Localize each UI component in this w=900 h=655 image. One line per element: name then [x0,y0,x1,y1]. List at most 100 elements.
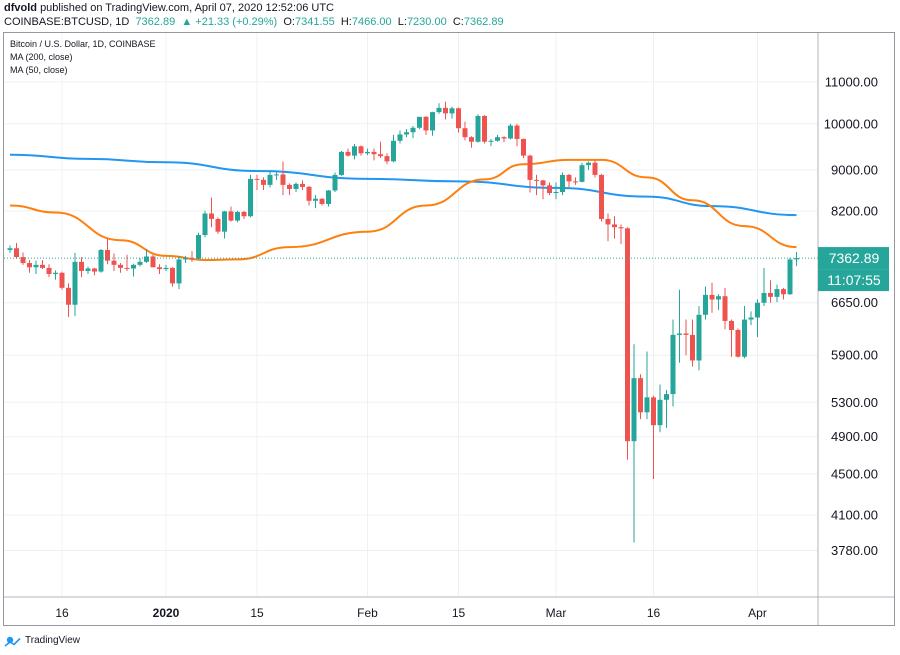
candle [59,271,65,290]
candle [768,280,773,303]
candle [53,270,58,280]
candle [547,182,552,196]
candle [72,252,78,317]
candle-body [150,256,156,268]
x-tick-label: 16 [647,606,661,620]
candle-body [261,179,266,185]
candle-body [306,186,312,201]
candle-body [378,154,383,157]
x-tick-label: 15 [250,606,264,620]
candle [391,134,396,163]
candle-body [781,289,786,295]
candle [696,306,702,371]
candle-body [105,249,110,261]
candle-body [547,185,552,194]
candle-body [287,184,292,189]
ma50-line [9,158,797,262]
candle [742,306,747,359]
candle-body [618,227,624,229]
brand-name: TradingView [25,635,81,646]
candle [306,185,312,206]
candle [514,123,520,147]
candle [787,257,793,295]
x-tick-label: Mar [546,606,567,620]
candle [118,263,123,273]
tradingview-logo-icon [4,636,21,647]
candle [209,197,214,228]
candle-body [449,108,455,114]
candle-body [514,125,520,139]
candle-body [72,261,78,305]
candle-body [456,108,461,129]
candle-body [189,258,195,260]
candle-body [495,137,500,141]
y-tick-label: 9000.00 [831,163,878,178]
candle [482,115,487,144]
candle-body [410,127,416,133]
candle-body [384,156,390,162]
candle [339,150,344,176]
candle [137,258,143,267]
candle-body [397,134,403,141]
price-badge-text: 7362.89 [829,250,880,266]
candle-body [215,218,221,232]
candle [475,114,481,143]
candle [79,257,84,278]
price-change: ▲ +21.33 (+0.29%) [181,16,278,28]
candle-body [332,174,338,191]
candle [560,172,565,196]
candle [274,170,279,180]
candle [677,289,682,363]
candle-body [293,183,299,189]
candle [326,189,331,207]
candle [131,263,136,277]
candle-body [33,264,39,268]
candle [735,328,741,358]
candle [267,170,273,188]
low-label: L: [397,16,407,28]
candle-body [690,334,695,361]
candle-body [267,174,273,185]
candle [722,287,728,330]
candle [664,390,669,428]
candle [397,130,403,144]
candle [27,260,32,273]
candle-body [404,132,409,135]
candle [670,319,676,407]
candle [781,287,786,300]
candle [527,154,533,193]
candle [462,121,468,141]
ohlc-line: COINBASE:BTCUSD, 1D 7362.89 ▲ +21.33 (+0… [4,15,504,29]
candle-body [638,378,643,413]
candle-body [430,112,435,131]
candle-body [66,287,71,305]
candle [105,238,110,265]
candle-body [748,317,754,320]
candle [20,252,26,265]
candle-body [209,213,214,219]
candle-body [274,174,279,176]
candle [690,319,695,367]
candle-body [436,107,442,113]
candle [14,243,19,259]
x-tick-label: Apr [748,606,767,620]
legend-ma200[interactable]: MA (200, close) [10,52,73,62]
candle [443,101,448,120]
candle [46,264,52,278]
time-badge-text: 11:07:55 [827,272,881,288]
footer-brand[interactable]: TradingView [4,634,80,648]
candle-body [365,151,370,154]
candle [794,251,799,267]
candle-body [92,268,97,272]
candle-body [124,267,130,269]
high-label: H: [340,16,352,28]
candle [703,286,708,320]
x-tick-label: Feb [357,606,378,620]
candle-body [573,181,578,183]
legend-ma50[interactable]: MA (50, close) [10,65,68,75]
price-badge-bg [818,247,889,270]
candle-body [475,115,481,142]
candle-body [144,256,149,262]
chart-frame[interactable] [3,32,895,626]
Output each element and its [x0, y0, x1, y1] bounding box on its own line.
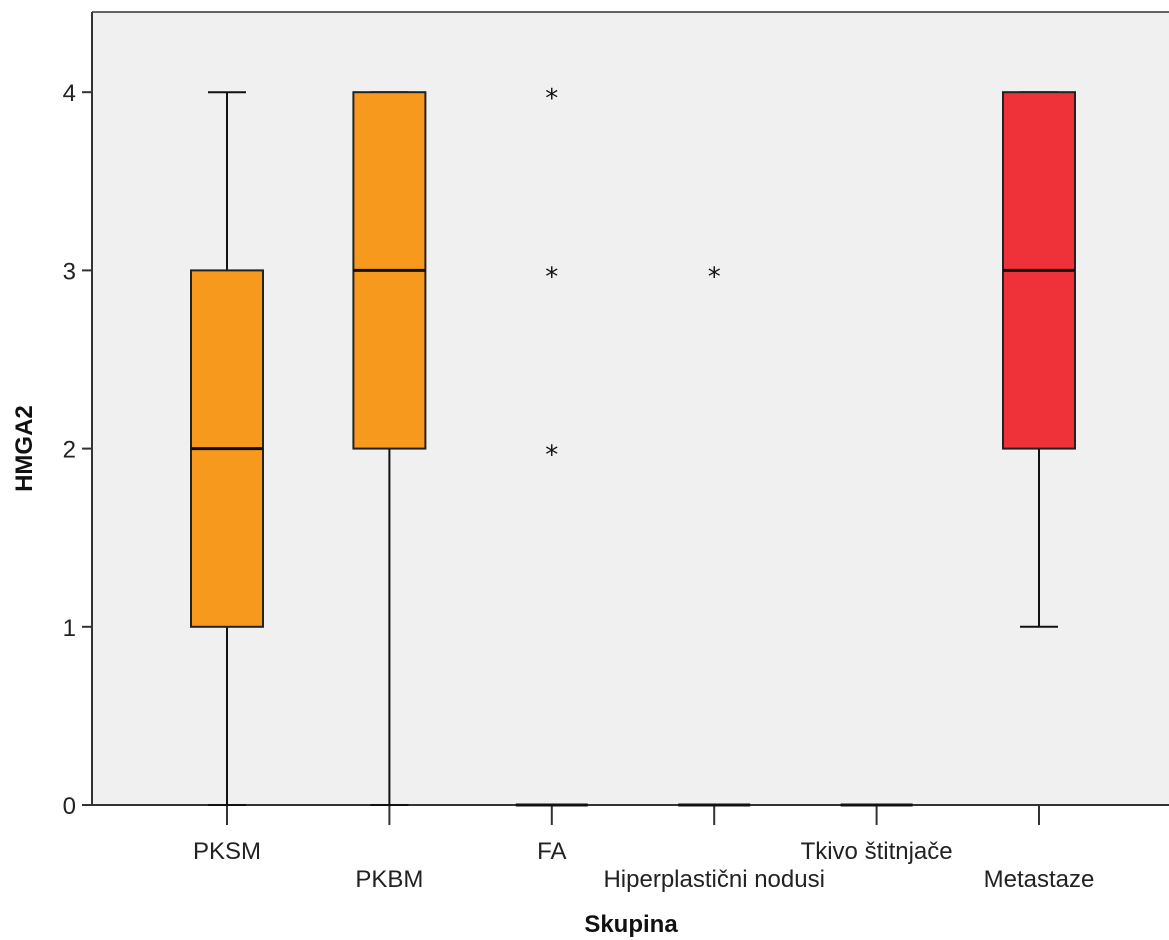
- box-1: [190, 91, 264, 806]
- outlier-point: *: [545, 262, 558, 292]
- y-tick-label: 3: [63, 258, 76, 285]
- y-tick-label: 1: [63, 615, 76, 642]
- x-axis-title: Skupina: [584, 911, 678, 938]
- y-axis: 0 1 2 3 4: [63, 11, 1169, 820]
- x-tick-label: Metastaze: [984, 866, 1095, 893]
- box-4: *: [678, 262, 751, 807]
- y-tick-label: 4: [63, 80, 76, 107]
- y-axis-title: HMGA2: [11, 405, 38, 492]
- x-tick-label: Tkivo štitnjače: [801, 838, 953, 865]
- boxes-group: * * * *: [190, 84, 1076, 807]
- y-tick-label: 0: [63, 793, 76, 820]
- box-6: [1002, 91, 1076, 628]
- outlier-point: *: [708, 262, 721, 292]
- outlier-point: *: [545, 84, 558, 114]
- box-2: [352, 91, 427, 806]
- outlier-point: *: [545, 441, 558, 471]
- x-tick-label: FA: [537, 838, 566, 865]
- x-tick-label: PKBM: [355, 866, 423, 893]
- box-3: * * *: [515, 84, 588, 807]
- x-tick-label: PKSM: [193, 838, 261, 865]
- plot-area: [92, 12, 1169, 805]
- x-tick-label: Hiperplastični nodusi: [603, 866, 824, 893]
- y-tick-label: 2: [63, 437, 76, 464]
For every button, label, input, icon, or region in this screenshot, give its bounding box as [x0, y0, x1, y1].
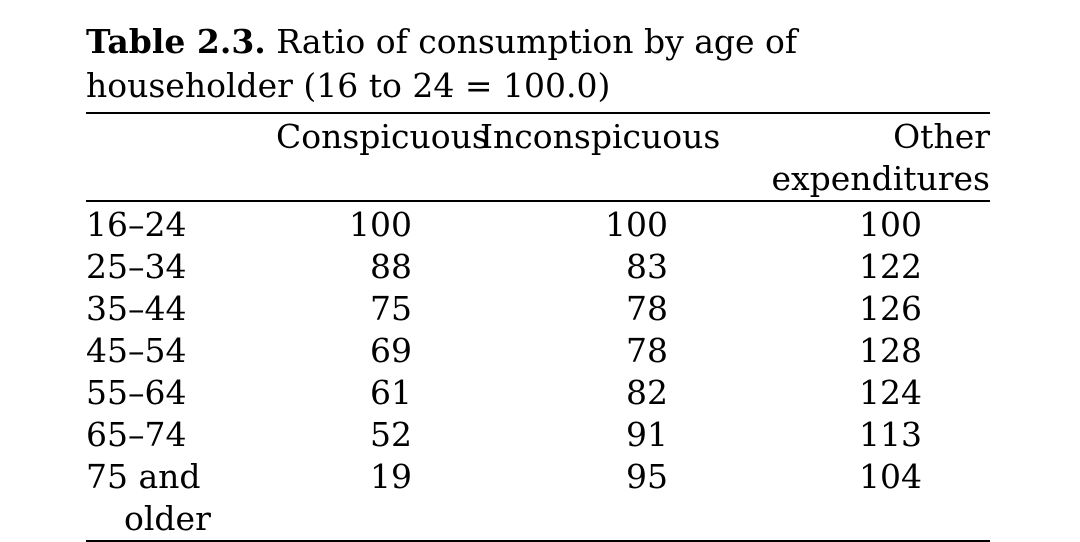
- table-caption: Table 2.3. Ratio of consumption by age o…: [86, 20, 992, 108]
- table-cell: 78: [626, 289, 668, 328]
- table-cell: 88: [370, 247, 412, 286]
- header-row: Conspicuous Inconspicuous Other expendit…: [86, 113, 990, 202]
- table-cell: 122: [859, 247, 922, 286]
- table-row: 65–74 52 91 113: [86, 414, 990, 456]
- table-cell: 124: [859, 373, 922, 412]
- table-cell: 113: [859, 415, 922, 454]
- table-cell: 75: [370, 289, 412, 328]
- table-cell: 82: [626, 373, 668, 412]
- row-header-age: 65–74: [86, 415, 187, 454]
- table-cell: 19: [370, 457, 412, 496]
- table-row: 75 and older 19 95 104: [86, 456, 990, 541]
- table-cell: 128: [859, 331, 922, 370]
- row-header-age: 25–34: [86, 247, 187, 286]
- row-header-age: 35–44: [86, 289, 187, 328]
- column-header-inconspicuous: Inconspicuous: [480, 113, 736, 202]
- table-cell: 100: [349, 205, 412, 244]
- table-cell: 52: [370, 415, 412, 454]
- table-row: 16–24 100 100 100: [86, 201, 990, 246]
- table-cell: 61: [370, 373, 412, 412]
- table-cell: 78: [626, 331, 668, 370]
- table-cell: 91: [626, 415, 668, 454]
- column-header-conspicuous: Conspicuous: [276, 113, 489, 202]
- table-cell: 126: [859, 289, 922, 328]
- table-cell: 100: [605, 205, 668, 244]
- table-cell: 69: [370, 331, 412, 370]
- row-header-age: 75 and older: [86, 457, 211, 538]
- consumption-ratio-table: Conspicuous Inconspicuous Other expendit…: [86, 112, 990, 542]
- table-cell: 95: [626, 457, 668, 496]
- row-header-age: 55–64: [86, 373, 187, 412]
- table-row: 25–34 88 83 122: [86, 246, 990, 288]
- column-header-age: [86, 113, 276, 202]
- column-header-other: Other expenditures: [736, 113, 990, 202]
- table-caption-text: Ratio of consumption by age of household…: [86, 22, 798, 105]
- table-row: 55–64 61 82 124: [86, 372, 990, 414]
- row-header-age: 45–54: [86, 331, 187, 370]
- table-row: 45–54 69 78 128: [86, 330, 990, 372]
- table-cell: 104: [859, 457, 922, 496]
- table-cell: 100: [859, 205, 922, 244]
- table-row: 35–44 75 78 126: [86, 288, 990, 330]
- table-caption-label: Table 2.3.: [86, 22, 266, 61]
- table-cell: 83: [626, 247, 668, 286]
- row-header-age: 16–24: [86, 205, 187, 244]
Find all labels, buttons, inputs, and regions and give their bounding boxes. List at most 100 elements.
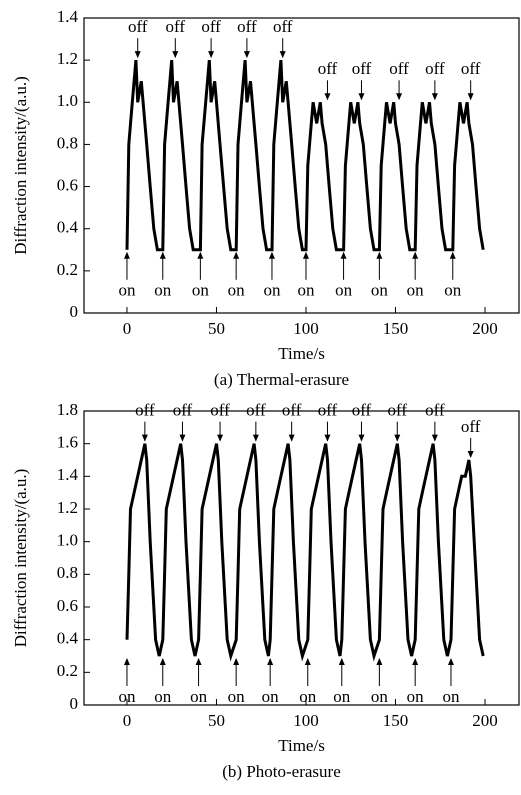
annotation-label: on (444, 281, 462, 300)
annotation: off (135, 401, 155, 442)
annotation-label: off (273, 17, 293, 36)
annotation-label: off (352, 401, 372, 420)
arrow-head (243, 51, 250, 59)
arrow-head (267, 658, 274, 665)
annotation-label: on (297, 281, 315, 300)
annotation-label: off (135, 401, 155, 420)
annotation: off (210, 401, 230, 442)
arrow-head (467, 451, 474, 458)
annotation: off (318, 401, 338, 442)
arrow-head (252, 434, 259, 442)
y-tick-label: 0.4 (57, 629, 79, 648)
annotation: off (173, 401, 193, 442)
x-tick-label: 150 (383, 711, 409, 730)
annotation: off (273, 17, 293, 59)
plot-frame (83, 410, 520, 706)
y-axis-label: Diffraction intensity/(a.u.) (11, 469, 30, 648)
annotation-label: on (335, 281, 353, 300)
annotation: on (299, 658, 317, 706)
x-tick-label: 100 (293, 319, 319, 338)
annotation-label: off (166, 17, 186, 36)
annotation: on (442, 658, 460, 706)
y-tick-label: 1.8 (57, 400, 78, 419)
annotation: off (166, 17, 186, 59)
annotation: on (154, 251, 172, 300)
arrow-head (197, 251, 204, 259)
arrow-head (467, 93, 474, 101)
x-tick-label: 200 (472, 711, 498, 730)
annotation-label: off (210, 401, 230, 420)
annotation: on (335, 251, 353, 300)
annotation: off (318, 59, 338, 101)
annotation-label: off (425, 59, 445, 78)
arrow-head (134, 51, 141, 59)
arrow-head (172, 51, 179, 59)
annotation: on (371, 658, 389, 706)
arrow-head (302, 251, 309, 259)
annotation-label: on (371, 687, 389, 706)
data-line (125, 443, 485, 662)
annotation: off (388, 401, 408, 442)
arrow-head (304, 658, 311, 665)
y-tick-label: 1.4 (57, 7, 79, 26)
arrow-head (447, 658, 454, 665)
annotation-label: on (371, 281, 389, 300)
arrow-head (396, 93, 403, 101)
annotation: on (333, 658, 351, 706)
annotation: off (352, 401, 372, 442)
annotation-label: on (118, 687, 136, 706)
data-line (125, 59, 485, 252)
annotation-label: on (228, 687, 246, 706)
x-tick-label: 50 (208, 319, 225, 338)
arrow-head (412, 658, 419, 665)
x-tick-label: 0 (123, 711, 132, 730)
arrow-head (358, 93, 365, 101)
y-tick-label: 1.4 (57, 465, 79, 484)
annotation-label: on (190, 687, 208, 706)
y-tick-label: 1.2 (57, 49, 78, 68)
annotation-label: off (461, 417, 481, 436)
x-axis-label: Time/s (278, 736, 325, 755)
annotation: on (407, 251, 424, 300)
x-tick-label: 0 (123, 319, 132, 338)
annotation: on (371, 251, 389, 300)
annotation: on (154, 658, 172, 706)
annotation: on (407, 658, 424, 706)
annotation: on (192, 251, 210, 300)
arrow-head (394, 434, 401, 442)
annotation: on (262, 658, 279, 706)
annotation-label: off (282, 401, 302, 420)
annotation-label: off (237, 17, 257, 36)
annotation: off (461, 59, 481, 101)
annotation-label: off (318, 59, 338, 78)
y-tick-label: 1.2 (57, 498, 78, 517)
y-tick-label: 1.6 (57, 433, 78, 452)
annotation-label: off (388, 401, 408, 420)
x-tick-label: 100 (293, 711, 319, 730)
annotation: on (228, 658, 246, 706)
y-tick-label: 0.6 (57, 175, 78, 194)
annotation: on (228, 251, 246, 300)
annotation-label: on (192, 281, 210, 300)
y-tick-label: 0.2 (57, 260, 78, 279)
caption: (a) Thermal-erasure (214, 370, 349, 389)
plot-frame (83, 17, 520, 314)
y-tick-label: 0.6 (57, 596, 78, 615)
arrow-head (268, 251, 275, 259)
arrow-head (141, 434, 148, 442)
y-tick-label: 0.2 (57, 661, 78, 680)
arrow-head (376, 658, 383, 665)
annotation: on (118, 658, 136, 706)
annotation: off (128, 17, 148, 59)
arrow-head (123, 658, 130, 665)
y-tick-label: 1.0 (57, 91, 78, 110)
arrow-head (358, 434, 365, 442)
annotation: off (282, 401, 302, 442)
arrow-head (431, 434, 438, 442)
annotation: off (425, 59, 445, 101)
arrow-head (412, 251, 419, 259)
annotation-label: on (228, 281, 246, 300)
arrow-head (288, 434, 295, 442)
arrow-head (208, 51, 215, 59)
arrow-head (159, 658, 166, 665)
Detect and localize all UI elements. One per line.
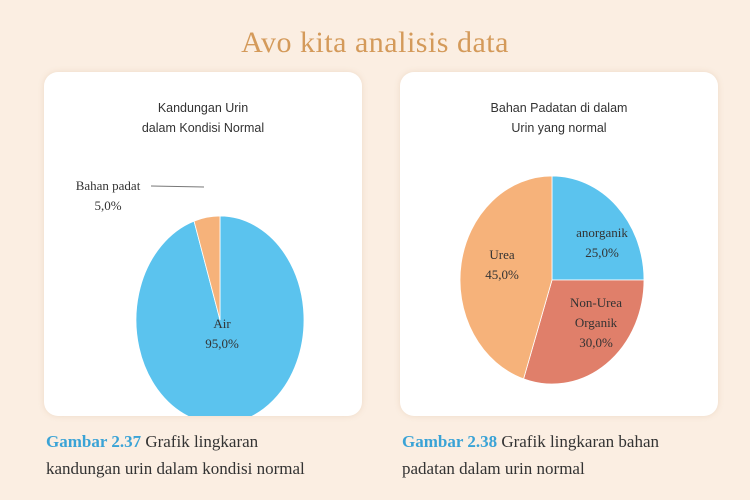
+---+
Tarea planteada ▸
Reproduce sin ningún cambio las líneas de los registros de arriba, desde la línea que contiene "annotation-label: on (444, 281, 462, 300)" hasta la línea que contiene "arrow-head (467, 451, 474, 458)", ambas incluidas.

Tarea resuelta ▸
annotation-label: on (444, 281, 462, 300)
annotation: off (135, 401, 155, 442)
annotation-label: off (273, 17, 293, 36)
annotation-label: off (352, 401, 372, 420)
arrow-head (243, 51, 250, 59)
arrow-head (267, 658, 274, 665)
annotation-label: on (297, 281, 315, 300)
annotation-label: off (135, 401, 155, 420)
annotation: off (210, 401, 230, 442)
arrow-head (467, 451, 474, 458)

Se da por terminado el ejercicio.